**Aim of the exercise:** Gather all lines from the material that contain "label".
======== The input ========
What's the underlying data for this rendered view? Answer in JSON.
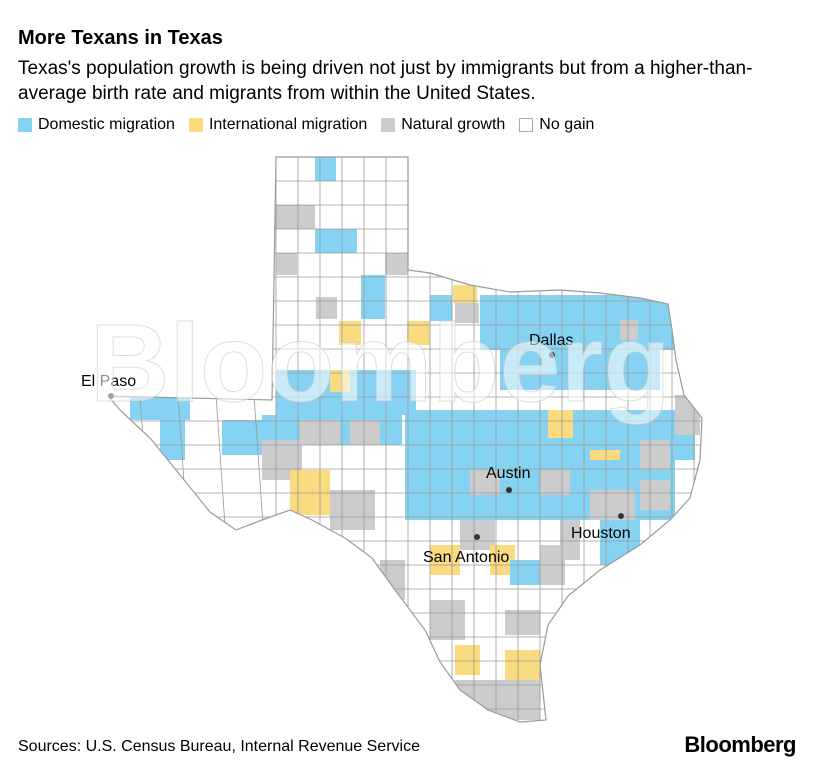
{
  "title": "More Texans in Texas",
  "subtitle": "Texas's population growth is being driven not just by immigrants but from a higher-than-average birth rate and migrants from within the United States.",
  "legend": [
    {
      "label": "Domestic migration",
      "color": "#86d2f2"
    },
    {
      "label": "International migration",
      "color": "#fadb7f"
    },
    {
      "label": "Natural growth",
      "color": "#cccccc"
    },
    {
      "label": "No gain",
      "color": "#ffffff"
    }
  ],
  "cities": [
    "El Paso",
    "Dallas",
    "Austin",
    "San Antonio",
    "Houston"
  ],
  "watermark": "Bloomberg",
  "source": "Sources: U.S. Census Bureau, Internal Revenue Service",
  "brand": "Bloomberg",
  "colors": {
    "domestic": "#86d2f2",
    "international": "#fadb7f",
    "natural": "#cccccc",
    "none": "#ffffff",
    "border": "#9a9a9a"
  }
}
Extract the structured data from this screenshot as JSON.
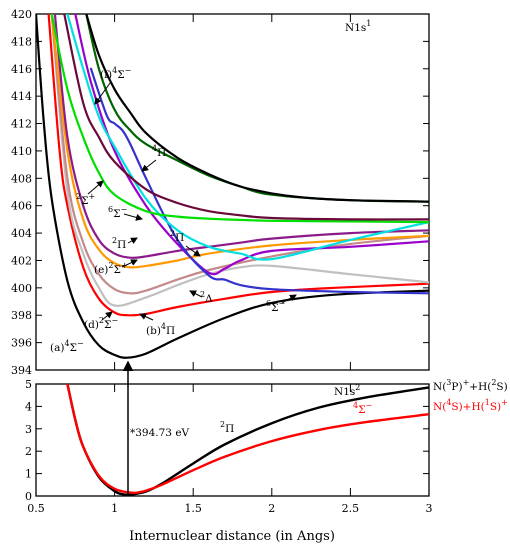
========
**Full answer:**
      "label": "Domestic migration",
      "label": "International migration",
      "label": "Natural growth",
      "label": "No gain",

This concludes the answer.